Stated problem: Write each line word for word, from the line that contains "Type out the text in this image." through the last line of the material below.

** start of Excerpted records **

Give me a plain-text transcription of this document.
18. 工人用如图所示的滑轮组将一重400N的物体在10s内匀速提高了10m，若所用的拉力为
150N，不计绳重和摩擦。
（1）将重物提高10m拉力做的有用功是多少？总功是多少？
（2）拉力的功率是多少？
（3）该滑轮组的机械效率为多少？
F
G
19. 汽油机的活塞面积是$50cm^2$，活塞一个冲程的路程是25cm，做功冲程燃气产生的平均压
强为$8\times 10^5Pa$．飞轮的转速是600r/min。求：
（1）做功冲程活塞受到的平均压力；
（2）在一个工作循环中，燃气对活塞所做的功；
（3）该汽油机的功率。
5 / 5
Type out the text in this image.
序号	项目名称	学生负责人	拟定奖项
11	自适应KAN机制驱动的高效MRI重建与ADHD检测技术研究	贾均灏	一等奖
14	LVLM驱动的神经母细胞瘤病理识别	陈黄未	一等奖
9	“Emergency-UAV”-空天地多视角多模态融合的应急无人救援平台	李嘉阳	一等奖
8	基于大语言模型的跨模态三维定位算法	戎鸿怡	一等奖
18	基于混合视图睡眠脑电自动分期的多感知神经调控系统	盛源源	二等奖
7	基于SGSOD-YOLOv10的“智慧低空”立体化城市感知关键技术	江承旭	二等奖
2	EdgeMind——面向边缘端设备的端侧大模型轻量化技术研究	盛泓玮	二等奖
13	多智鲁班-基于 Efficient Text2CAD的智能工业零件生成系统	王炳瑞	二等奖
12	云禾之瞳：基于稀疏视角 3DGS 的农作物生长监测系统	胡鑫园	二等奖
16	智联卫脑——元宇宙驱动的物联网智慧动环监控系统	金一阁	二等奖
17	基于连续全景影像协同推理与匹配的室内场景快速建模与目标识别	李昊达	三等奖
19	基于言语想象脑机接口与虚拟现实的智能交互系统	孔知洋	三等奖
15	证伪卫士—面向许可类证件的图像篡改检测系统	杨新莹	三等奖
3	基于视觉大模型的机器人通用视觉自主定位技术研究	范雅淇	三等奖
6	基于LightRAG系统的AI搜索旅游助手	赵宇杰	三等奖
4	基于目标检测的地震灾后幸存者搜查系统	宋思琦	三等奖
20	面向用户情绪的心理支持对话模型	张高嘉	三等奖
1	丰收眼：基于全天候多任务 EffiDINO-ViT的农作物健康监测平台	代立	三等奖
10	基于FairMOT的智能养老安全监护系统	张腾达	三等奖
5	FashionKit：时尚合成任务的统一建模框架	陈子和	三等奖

** end of Excerpted records **

Complete answer:
Type out the text in this image.
序号	项目名称	学生负责人	拟定奖项
11	自适应KAN机制驱动的高效MRI重建与ADHD检测技术研究	贾均灏	一等奖
14	LVLM驱动的神经母细胞瘤病理识别	陈黄未	一等奖
9	“Emergency-UAV”-空天地多视角多模态融合的应急无人救援平台	李嘉阳	一等奖
8	基于大语言模型的跨模态三维定位算法	戎鸿怡	一等奖
18	基于混合视图睡眠脑电自动分期的多感知神经调控系统	盛源源	二等奖
7	基于SGSOD-YOLOv10的“智慧低空”立体化城市感知关键技术	江承旭	二等奖
2	EdgeMind——面向边缘端设备的端侧大模型轻量化技术研究	盛泓玮	二等奖
13	多智鲁班-基于 Efficient Text2CAD的智能工业零件生成系统	王炳瑞	二等奖
12	云禾之瞳：基于稀疏视角 3DGS 的农作物生长监测系统	胡鑫园	二等奖
16	智联卫脑——元宇宙驱动的物联网智慧动环监控系统	金一阁	二等奖
17	基于连续全景影像协同推理与匹配的室内场景快速建模与目标识别	李昊达	三等奖
19	基于言语想象脑机接口与虚拟现实的智能交互系统	孔知洋	三等奖
15	证伪卫士—面向许可类证件的图像篡改检测系统	杨新莹	三等奖
3	基于视觉大模型的机器人通用视觉自主定位技术研究	范雅淇	三等奖
6	基于LightRAG系统的AI搜索旅游助手	赵宇杰	三等奖
4	基于目标检测的地震灾后幸存者搜查系统	宋思琦	三等奖
20	面向用户情绪的心理支持对话模型	张高嘉	三等奖
1	丰收眼：基于全天候多任务 EffiDINO-ViT的农作物健康监测平台	代立	三等奖
10	基于FairMOT的智能养老安全监护系统	张腾达	三等奖
5	FashionKit：时尚合成任务的统一建模框架	陈子和	三等奖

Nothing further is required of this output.